▽

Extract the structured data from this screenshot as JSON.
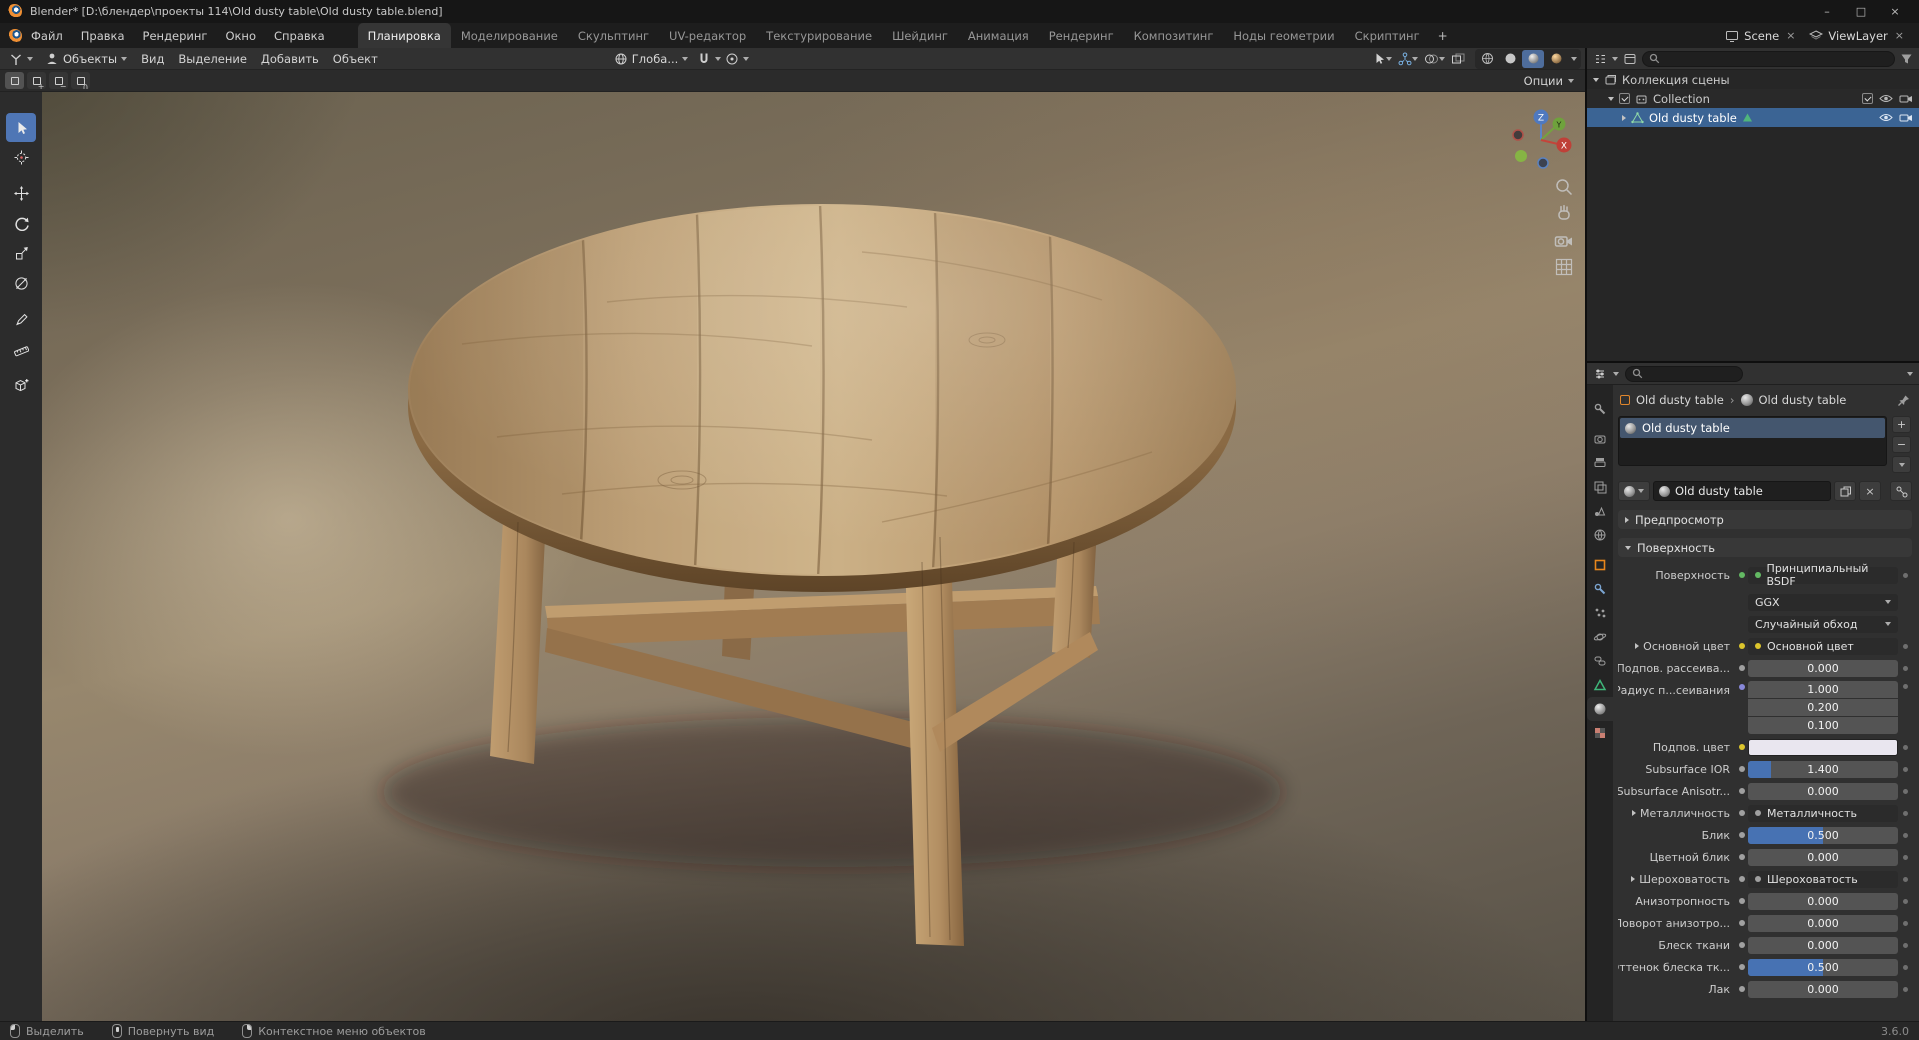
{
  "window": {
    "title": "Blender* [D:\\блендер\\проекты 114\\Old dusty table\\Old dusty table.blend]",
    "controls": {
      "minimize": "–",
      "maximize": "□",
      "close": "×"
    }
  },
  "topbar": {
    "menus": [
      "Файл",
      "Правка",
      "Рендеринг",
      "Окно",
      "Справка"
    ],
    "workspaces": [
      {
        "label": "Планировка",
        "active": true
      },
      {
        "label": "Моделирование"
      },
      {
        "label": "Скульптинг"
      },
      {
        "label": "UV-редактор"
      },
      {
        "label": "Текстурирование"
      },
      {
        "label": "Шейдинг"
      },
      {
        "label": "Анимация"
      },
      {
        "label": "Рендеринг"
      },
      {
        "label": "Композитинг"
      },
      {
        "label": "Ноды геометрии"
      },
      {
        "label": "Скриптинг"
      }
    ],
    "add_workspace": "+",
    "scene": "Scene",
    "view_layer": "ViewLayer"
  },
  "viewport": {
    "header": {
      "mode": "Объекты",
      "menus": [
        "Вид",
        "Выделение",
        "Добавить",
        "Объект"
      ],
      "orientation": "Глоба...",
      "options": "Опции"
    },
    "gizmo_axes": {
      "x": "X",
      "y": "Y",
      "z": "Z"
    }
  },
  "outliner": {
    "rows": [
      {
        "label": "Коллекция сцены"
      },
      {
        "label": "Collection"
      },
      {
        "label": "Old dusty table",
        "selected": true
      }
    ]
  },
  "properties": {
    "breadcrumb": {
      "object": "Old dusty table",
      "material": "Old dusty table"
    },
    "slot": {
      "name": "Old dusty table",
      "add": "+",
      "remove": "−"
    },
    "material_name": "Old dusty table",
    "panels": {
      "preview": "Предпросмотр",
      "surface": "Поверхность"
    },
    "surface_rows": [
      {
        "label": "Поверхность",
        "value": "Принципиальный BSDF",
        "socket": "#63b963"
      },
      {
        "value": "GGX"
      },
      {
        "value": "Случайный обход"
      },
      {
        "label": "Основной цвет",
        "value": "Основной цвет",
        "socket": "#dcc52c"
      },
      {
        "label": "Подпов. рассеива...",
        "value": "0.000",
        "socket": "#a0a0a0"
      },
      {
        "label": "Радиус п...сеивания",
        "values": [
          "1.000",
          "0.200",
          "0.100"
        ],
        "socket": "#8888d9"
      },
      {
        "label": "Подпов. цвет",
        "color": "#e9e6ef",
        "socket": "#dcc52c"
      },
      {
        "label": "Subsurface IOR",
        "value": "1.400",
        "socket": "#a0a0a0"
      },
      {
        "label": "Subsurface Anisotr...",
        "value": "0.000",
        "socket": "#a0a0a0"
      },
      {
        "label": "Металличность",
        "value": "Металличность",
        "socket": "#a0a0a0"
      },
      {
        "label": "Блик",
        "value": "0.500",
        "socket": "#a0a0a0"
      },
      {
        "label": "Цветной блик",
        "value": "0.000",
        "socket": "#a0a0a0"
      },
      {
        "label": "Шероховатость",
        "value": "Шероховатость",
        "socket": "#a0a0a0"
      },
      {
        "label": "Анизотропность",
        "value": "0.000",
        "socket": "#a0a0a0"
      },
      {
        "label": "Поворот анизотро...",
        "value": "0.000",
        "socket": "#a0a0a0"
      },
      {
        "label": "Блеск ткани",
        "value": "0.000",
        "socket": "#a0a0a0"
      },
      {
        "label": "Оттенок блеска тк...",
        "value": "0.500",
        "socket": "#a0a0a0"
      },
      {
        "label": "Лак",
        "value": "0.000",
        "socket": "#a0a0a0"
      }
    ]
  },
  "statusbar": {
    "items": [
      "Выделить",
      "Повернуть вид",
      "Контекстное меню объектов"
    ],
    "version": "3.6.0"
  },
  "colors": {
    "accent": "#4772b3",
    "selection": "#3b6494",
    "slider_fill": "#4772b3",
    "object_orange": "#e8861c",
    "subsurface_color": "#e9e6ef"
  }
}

△
▽

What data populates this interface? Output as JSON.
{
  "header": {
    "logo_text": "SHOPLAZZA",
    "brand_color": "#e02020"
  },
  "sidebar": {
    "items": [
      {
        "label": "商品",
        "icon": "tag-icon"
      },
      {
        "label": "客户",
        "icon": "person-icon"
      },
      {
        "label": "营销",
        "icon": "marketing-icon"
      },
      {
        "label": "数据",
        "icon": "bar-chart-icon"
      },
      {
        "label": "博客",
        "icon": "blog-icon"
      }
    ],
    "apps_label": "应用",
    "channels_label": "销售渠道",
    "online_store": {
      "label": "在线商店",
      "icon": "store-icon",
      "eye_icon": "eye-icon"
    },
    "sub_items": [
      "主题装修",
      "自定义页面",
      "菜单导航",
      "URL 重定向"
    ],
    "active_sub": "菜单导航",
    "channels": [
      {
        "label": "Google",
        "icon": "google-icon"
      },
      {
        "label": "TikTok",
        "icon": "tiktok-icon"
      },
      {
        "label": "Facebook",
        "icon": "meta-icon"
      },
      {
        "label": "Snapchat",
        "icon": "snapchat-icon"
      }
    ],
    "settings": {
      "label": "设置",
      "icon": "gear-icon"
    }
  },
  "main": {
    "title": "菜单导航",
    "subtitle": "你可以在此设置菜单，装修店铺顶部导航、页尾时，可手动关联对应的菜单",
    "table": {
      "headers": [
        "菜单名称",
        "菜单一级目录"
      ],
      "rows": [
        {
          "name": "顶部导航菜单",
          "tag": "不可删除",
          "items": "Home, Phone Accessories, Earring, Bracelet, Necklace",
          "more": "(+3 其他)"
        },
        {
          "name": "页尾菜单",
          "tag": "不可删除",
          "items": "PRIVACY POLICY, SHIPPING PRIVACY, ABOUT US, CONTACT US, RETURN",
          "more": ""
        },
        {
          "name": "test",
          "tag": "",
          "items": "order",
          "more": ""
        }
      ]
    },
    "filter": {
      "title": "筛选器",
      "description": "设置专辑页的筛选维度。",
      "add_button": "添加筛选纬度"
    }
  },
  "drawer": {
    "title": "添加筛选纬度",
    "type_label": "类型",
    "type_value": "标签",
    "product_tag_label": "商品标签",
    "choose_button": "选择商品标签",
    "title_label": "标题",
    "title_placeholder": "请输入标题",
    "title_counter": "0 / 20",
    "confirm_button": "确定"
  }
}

△

▶ [Problem]: Using the listing above, list every line in which the string "Поверхность" occurs.

▶ [Result for this task]:
      "surface": "Поверхность"
        "label": "Поверхность",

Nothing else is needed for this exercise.